» **YOUR TASK**: Locate all lines with the word "this". Copy them.

[Records from a collection]
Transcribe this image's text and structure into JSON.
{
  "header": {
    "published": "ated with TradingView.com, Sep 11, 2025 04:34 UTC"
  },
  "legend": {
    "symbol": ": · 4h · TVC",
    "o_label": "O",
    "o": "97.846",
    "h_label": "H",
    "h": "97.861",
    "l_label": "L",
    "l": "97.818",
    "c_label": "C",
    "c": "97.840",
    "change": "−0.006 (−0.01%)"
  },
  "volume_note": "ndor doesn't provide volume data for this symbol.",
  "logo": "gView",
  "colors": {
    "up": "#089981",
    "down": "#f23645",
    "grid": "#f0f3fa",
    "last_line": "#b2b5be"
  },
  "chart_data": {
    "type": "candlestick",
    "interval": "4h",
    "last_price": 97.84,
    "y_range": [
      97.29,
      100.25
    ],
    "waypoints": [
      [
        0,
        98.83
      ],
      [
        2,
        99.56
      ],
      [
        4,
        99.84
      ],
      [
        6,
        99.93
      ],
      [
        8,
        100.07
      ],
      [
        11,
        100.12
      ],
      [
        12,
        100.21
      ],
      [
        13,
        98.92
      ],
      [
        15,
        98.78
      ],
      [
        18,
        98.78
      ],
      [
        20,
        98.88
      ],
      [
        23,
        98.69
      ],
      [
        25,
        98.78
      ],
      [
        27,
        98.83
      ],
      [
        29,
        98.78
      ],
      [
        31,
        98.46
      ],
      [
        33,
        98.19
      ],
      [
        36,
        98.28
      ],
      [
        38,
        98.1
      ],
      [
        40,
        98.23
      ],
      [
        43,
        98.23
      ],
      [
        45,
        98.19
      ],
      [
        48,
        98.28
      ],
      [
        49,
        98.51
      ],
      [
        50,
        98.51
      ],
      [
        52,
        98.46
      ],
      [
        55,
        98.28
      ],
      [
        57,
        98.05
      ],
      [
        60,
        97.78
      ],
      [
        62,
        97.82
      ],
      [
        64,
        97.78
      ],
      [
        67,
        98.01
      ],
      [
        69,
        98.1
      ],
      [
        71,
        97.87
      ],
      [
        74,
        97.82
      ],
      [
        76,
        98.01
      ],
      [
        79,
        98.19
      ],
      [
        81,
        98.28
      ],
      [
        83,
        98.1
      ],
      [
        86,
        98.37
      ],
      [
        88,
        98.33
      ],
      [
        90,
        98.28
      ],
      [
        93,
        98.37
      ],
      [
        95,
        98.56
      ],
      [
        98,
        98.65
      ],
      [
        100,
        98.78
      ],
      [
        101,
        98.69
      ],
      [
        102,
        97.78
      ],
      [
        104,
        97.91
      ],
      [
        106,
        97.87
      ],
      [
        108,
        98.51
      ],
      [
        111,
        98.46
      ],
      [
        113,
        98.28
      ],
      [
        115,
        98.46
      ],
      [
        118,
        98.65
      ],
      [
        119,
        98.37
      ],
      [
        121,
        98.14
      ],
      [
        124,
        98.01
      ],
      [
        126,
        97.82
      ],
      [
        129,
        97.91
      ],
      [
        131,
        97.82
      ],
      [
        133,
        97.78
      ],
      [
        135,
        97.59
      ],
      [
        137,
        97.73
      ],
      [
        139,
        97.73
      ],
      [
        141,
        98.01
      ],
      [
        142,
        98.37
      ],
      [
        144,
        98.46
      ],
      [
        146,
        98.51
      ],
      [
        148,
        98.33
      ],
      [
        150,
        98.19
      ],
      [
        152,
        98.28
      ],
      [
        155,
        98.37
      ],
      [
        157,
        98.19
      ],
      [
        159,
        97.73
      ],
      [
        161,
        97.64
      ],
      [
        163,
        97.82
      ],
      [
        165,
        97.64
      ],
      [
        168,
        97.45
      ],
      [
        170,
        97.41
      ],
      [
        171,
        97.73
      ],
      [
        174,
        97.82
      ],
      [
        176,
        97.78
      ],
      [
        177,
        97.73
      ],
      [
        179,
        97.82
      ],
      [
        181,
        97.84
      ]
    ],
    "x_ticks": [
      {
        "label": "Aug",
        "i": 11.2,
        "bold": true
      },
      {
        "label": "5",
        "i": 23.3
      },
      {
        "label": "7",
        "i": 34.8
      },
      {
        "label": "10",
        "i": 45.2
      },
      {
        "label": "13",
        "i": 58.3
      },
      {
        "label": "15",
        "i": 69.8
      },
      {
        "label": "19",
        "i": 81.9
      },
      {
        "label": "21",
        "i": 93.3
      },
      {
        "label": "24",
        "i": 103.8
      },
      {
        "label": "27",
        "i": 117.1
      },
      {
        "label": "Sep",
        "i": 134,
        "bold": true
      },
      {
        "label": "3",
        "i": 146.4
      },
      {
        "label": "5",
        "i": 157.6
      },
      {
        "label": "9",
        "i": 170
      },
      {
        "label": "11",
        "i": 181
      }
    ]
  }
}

» **COMPLETE ANSWER**:
Transcribe this image's text and structure into JSON.
  "volume_note": "ndor doesn't provide volume data for this symbol.",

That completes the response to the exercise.